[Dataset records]
********************

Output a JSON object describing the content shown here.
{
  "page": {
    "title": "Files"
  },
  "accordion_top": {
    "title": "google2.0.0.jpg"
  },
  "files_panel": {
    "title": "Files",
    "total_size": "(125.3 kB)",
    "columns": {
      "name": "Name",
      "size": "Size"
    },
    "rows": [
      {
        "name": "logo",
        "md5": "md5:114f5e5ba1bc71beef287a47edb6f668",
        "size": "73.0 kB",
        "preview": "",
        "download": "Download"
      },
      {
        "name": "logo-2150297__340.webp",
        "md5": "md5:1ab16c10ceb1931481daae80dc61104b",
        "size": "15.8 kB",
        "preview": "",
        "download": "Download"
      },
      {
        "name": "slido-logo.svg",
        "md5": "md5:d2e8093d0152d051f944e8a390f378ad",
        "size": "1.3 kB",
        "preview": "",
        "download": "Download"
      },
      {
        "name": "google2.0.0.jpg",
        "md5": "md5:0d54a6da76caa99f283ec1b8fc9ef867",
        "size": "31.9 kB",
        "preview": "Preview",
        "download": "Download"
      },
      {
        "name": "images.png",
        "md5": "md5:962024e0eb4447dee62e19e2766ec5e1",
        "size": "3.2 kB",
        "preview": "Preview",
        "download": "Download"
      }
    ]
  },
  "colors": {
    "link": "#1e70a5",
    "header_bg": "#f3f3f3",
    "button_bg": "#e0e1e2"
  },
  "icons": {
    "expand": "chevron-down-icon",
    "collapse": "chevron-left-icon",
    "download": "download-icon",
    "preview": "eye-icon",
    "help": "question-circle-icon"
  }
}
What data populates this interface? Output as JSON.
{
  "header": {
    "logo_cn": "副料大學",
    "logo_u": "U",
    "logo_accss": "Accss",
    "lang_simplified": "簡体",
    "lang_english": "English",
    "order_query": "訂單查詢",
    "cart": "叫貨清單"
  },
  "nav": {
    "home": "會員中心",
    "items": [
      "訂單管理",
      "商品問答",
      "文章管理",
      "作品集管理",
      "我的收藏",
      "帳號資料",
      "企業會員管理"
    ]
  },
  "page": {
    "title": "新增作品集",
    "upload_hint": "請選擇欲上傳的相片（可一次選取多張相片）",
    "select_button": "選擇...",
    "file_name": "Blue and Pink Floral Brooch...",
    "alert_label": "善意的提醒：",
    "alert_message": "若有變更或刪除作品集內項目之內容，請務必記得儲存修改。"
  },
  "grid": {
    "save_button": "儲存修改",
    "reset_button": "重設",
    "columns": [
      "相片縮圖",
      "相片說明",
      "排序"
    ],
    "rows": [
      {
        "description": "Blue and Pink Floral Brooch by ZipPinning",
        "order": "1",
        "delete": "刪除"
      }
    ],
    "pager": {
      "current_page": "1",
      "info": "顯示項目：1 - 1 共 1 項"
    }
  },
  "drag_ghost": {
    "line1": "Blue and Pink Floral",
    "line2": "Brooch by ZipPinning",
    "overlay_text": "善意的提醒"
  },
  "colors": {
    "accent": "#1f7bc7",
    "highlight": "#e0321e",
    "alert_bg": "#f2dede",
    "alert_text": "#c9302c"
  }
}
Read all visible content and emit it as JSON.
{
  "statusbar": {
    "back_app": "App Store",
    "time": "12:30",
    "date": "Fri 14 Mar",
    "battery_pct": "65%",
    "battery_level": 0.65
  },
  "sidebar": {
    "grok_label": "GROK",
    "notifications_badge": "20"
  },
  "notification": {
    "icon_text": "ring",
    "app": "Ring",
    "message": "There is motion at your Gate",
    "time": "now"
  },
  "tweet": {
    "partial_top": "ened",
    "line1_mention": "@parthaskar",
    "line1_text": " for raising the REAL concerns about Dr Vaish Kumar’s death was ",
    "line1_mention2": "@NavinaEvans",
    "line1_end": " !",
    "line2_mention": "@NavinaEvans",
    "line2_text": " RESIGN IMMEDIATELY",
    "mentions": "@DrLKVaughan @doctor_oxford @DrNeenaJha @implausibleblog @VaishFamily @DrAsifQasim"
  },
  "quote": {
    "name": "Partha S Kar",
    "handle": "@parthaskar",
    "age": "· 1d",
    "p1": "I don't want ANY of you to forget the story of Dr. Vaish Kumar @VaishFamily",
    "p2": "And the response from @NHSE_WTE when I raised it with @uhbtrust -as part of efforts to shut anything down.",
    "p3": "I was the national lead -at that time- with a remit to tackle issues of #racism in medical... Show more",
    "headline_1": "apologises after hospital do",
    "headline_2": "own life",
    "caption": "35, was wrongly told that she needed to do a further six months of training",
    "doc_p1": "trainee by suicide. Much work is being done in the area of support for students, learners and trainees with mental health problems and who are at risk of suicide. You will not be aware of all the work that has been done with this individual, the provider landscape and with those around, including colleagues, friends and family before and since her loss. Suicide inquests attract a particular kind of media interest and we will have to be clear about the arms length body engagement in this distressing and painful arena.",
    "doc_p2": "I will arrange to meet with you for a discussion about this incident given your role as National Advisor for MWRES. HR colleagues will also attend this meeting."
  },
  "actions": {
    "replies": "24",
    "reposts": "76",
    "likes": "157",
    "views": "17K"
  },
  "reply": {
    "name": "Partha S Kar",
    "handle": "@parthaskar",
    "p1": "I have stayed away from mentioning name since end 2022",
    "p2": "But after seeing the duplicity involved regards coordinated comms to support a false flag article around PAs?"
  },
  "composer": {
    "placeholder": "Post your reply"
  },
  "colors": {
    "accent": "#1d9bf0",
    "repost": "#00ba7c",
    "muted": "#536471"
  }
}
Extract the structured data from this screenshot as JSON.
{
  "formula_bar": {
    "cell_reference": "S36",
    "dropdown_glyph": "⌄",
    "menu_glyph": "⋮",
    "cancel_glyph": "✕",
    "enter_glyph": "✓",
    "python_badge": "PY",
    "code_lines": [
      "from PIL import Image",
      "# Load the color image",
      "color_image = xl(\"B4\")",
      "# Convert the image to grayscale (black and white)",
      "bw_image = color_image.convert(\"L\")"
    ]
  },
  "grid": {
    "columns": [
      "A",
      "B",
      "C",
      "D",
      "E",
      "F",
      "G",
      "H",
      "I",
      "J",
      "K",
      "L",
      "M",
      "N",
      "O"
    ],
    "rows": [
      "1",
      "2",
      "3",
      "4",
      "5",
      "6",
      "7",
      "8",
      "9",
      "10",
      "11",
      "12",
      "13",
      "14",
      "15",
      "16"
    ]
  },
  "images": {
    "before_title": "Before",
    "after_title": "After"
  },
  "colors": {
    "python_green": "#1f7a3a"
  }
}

********************

● **TASK DESCRIPTION**
Word for word, restate all of the data shown above.

● **ANSWER TO THIS PROBLEM**
Output a JSON object describing the content shown here.
{
  "page": {
    "title": "Files"
  },
  "accordion_top": {
    "title": "google2.0.0.jpg"
  },
  "files_panel": {
    "title": "Files",
    "total_size": "(125.3 kB)",
    "columns": {
      "name": "Name",
      "size": "Size"
    },
    "rows": [
      {
        "name": "logo",
        "md5": "md5:114f5e5ba1bc71beef287a47edb6f668",
        "size": "73.0 kB",
        "preview": "",
        "download": "Download"
      },
      {
        "name": "logo-2150297__340.webp",
        "md5": "md5:1ab16c10ceb1931481daae80dc61104b",
        "size": "15.8 kB",
        "preview": "",
        "download": "Download"
      },
      {
        "name": "slido-logo.svg",
        "md5": "md5:d2e8093d0152d051f944e8a390f378ad",
        "size": "1.3 kB",
        "preview": "",
        "download": "Download"
      },
      {
        "name": "google2.0.0.jpg",
        "md5": "md5:0d54a6da76caa99f283ec1b8fc9ef867",
        "size": "31.9 kB",
        "preview": "Preview",
        "download": "Download"
      },
      {
        "name": "images.png",
        "md5": "md5:962024e0eb4447dee62e19e2766ec5e1",
        "size": "3.2 kB",
        "preview": "Preview",
        "download": "Download"
      }
    ]
  },
  "colors": {
    "link": "#1e70a5",
    "header_bg": "#f3f3f3",
    "button_bg": "#e0e1e2"
  },
  "icons": {
    "expand": "chevron-down-icon",
    "collapse": "chevron-left-icon",
    "download": "download-icon",
    "preview": "eye-icon",
    "help": "question-circle-icon"
  }
}
What data populates this interface? Output as JSON.
{
  "header": {
    "logo_cn": "副料大學",
    "logo_u": "U",
    "logo_accss": "Accss",
    "lang_simplified": "簡体",
    "lang_english": "English",
    "order_query": "訂單查詢",
    "cart": "叫貨清單"
  },
  "nav": {
    "home": "會員中心",
    "items": [
      "訂單管理",
      "商品問答",
      "文章管理",
      "作品集管理",
      "我的收藏",
      "帳號資料",
      "企業會員管理"
    ]
  },
  "page": {
    "title": "新增作品集",
    "upload_hint": "請選擇欲上傳的相片（可一次選取多張相片）",
    "select_button": "選擇...",
    "file_name": "Blue and Pink Floral Brooch...",
    "alert_label": "善意的提醒：",
    "alert_message": "若有變更或刪除作品集內項目之內容，請務必記得儲存修改。"
  },
  "grid": {
    "save_button": "儲存修改",
    "reset_button": "重設",
    "columns": [
      "相片縮圖",
      "相片說明",
      "排序"
    ],
    "rows": [
      {
        "description": "Blue and Pink Floral Brooch by ZipPinning",
        "order": "1",
        "delete": "刪除"
      }
    ],
    "pager": {
      "current_page": "1",
      "info": "顯示項目：1 - 1 共 1 項"
    }
  },
  "drag_ghost": {
    "line1": "Blue and Pink Floral",
    "line2": "Brooch by ZipPinning",
    "overlay_text": "善意的提醒"
  },
  "colors": {
    "accent": "#1f7bc7",
    "highlight": "#e0321e",
    "alert_bg": "#f2dede",
    "alert_text": "#c9302c"
  }
}
Read all visible content and emit it as JSON.
{
  "statusbar": {
    "back_app": "App Store",
    "time": "12:30",
    "date": "Fri 14 Mar",
    "battery_pct": "65%",
    "battery_level": 0.65
  },
  "sidebar": {
    "grok_label": "GROK",
    "notifications_badge": "20"
  },
  "notification": {
    "icon_text": "ring",
    "app": "Ring",
    "message": "There is motion at your Gate",
    "time": "now"
  },
  "tweet": {
    "partial_top": "ened",
    "line1_mention": "@parthaskar",
    "line1_text": " for raising the REAL concerns about Dr Vaish Kumar’s death was ",
    "line1_mention2": "@NavinaEvans",
    "line1_end": " !",
    "line2_mention": "@NavinaEvans",
    "line2_text": " RESIGN IMMEDIATELY",
    "mentions": "@DrLKVaughan @doctor_oxford @DrNeenaJha @implausibleblog @VaishFamily @DrAsifQasim"
  },
  "quote": {
    "name": "Partha S Kar",
    "handle": "@parthaskar",
    "age": "· 1d",
    "p1": "I don't want ANY of you to forget the story of Dr. Vaish Kumar @VaishFamily",
    "p2": "And the response from @NHSE_WTE when I raised it with @uhbtrust -as part of efforts to shut anything down.",
    "p3": "I was the national lead -at that time- with a remit to tackle issues of #racism in medical... Show more",
    "headline_1": "apologises after hospital do",
    "headline_2": "own life",
    "caption": "35, was wrongly told that she needed to do a further six months of training",
    "doc_p1": "trainee by suicide. Much work is being done in the area of support for students, learners and trainees with mental health problems and who are at risk of suicide. You will not be aware of all the work that has been done with this individual, the provider landscape and with those around, including colleagues, friends and family before and since her loss. Suicide inquests attract a particular kind of media interest and we will have to be clear about the arms length body engagement in this distressing and painful arena.",
    "doc_p2": "I will arrange to meet with you for a discussion about this incident given your role as National Advisor for MWRES. HR colleagues will also attend this meeting."
  },
  "actions": {
    "replies": "24",
    "reposts": "76",
    "likes": "157",
    "views": "17K"
  },
  "reply": {
    "name": "Partha S Kar",
    "handle": "@parthaskar",
    "p1": "I have stayed away from mentioning name since end 2022",
    "p2": "But after seeing the duplicity involved regards coordinated comms to support a false flag article around PAs?"
  },
  "composer": {
    "placeholder": "Post your reply"
  },
  "colors": {
    "accent": "#1d9bf0",
    "repost": "#00ba7c",
    "muted": "#536471"
  }
}
Extract the structured data from this screenshot as JSON.
{
  "formula_bar": {
    "cell_reference": "S36",
    "dropdown_glyph": "⌄",
    "menu_glyph": "⋮",
    "cancel_glyph": "✕",
    "enter_glyph": "✓",
    "python_badge": "PY",
    "code_lines": [
      "from PIL import Image",
      "# Load the color image",
      "color_image = xl(\"B4\")",
      "# Convert the image to grayscale (black and white)",
      "bw_image = color_image.convert(\"L\")"
    ]
  },
  "grid": {
    "columns": [
      "A",
      "B",
      "C",
      "D",
      "E",
      "F",
      "G",
      "H",
      "I",
      "J",
      "K",
      "L",
      "M",
      "N",
      "O"
    ],
    "rows": [
      "1",
      "2",
      "3",
      "4",
      "5",
      "6",
      "7",
      "8",
      "9",
      "10",
      "11",
      "12",
      "13",
      "14",
      "15",
      "16"
    ]
  },
  "images": {
    "before_title": "Before",
    "after_title": "After"
  },
  "colors": {
    "python_green": "#1f7a3a"
  }
}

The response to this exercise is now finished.